■ Stated task:
Find and return each line containing "обслуживания".

--- Data shown ---

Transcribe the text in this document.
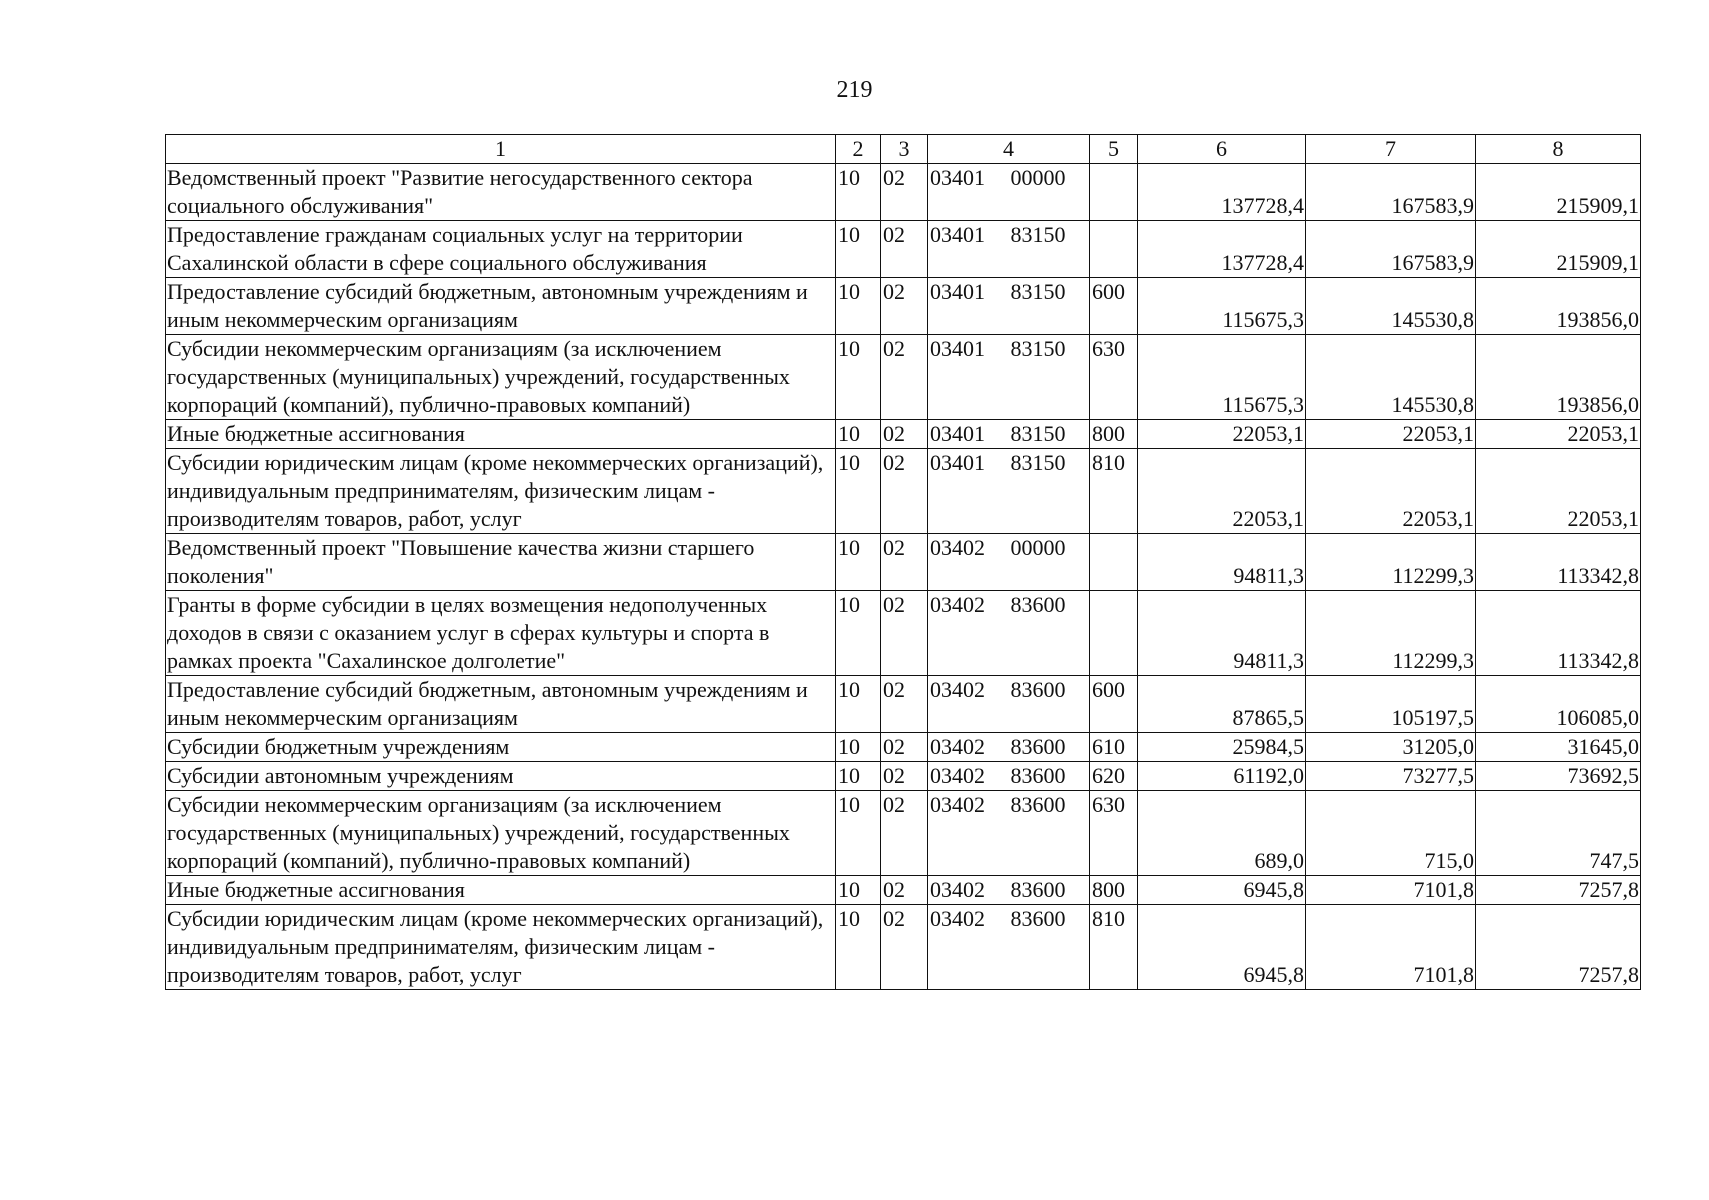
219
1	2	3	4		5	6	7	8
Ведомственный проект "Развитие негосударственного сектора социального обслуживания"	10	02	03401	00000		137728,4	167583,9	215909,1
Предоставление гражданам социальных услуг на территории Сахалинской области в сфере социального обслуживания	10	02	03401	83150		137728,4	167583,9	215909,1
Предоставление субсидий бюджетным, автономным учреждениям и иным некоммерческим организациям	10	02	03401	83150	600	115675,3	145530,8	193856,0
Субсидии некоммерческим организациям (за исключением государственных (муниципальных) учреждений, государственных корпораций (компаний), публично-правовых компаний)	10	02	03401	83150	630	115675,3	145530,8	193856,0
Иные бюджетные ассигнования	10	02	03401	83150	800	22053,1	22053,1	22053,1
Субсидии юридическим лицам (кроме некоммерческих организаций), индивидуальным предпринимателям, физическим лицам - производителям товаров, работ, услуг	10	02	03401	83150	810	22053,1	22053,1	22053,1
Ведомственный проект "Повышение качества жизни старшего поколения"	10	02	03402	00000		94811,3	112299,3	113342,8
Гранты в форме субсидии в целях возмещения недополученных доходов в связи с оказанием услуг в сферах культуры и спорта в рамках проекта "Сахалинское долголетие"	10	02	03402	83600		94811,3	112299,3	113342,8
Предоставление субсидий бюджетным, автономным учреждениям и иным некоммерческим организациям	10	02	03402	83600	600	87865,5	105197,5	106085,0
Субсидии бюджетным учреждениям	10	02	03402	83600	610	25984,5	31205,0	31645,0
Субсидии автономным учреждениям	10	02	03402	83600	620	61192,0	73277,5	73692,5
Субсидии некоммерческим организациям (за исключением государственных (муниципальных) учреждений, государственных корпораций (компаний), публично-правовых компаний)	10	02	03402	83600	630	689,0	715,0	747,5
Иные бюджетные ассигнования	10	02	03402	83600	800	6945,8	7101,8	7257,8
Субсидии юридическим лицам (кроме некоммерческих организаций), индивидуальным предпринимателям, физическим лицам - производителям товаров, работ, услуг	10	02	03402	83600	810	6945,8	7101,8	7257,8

---

■ Written answer:
Ведомственный проект "Развитие негосударственного сектора социального обслуживания"	10	02	03401	00000		137728,4	167583,9	215909,1
Предоставление гражданам социальных услуг на территории Сахалинской области в сфере социального обслуживания	10	02	03401	83150		137728,4	167583,9	215909,1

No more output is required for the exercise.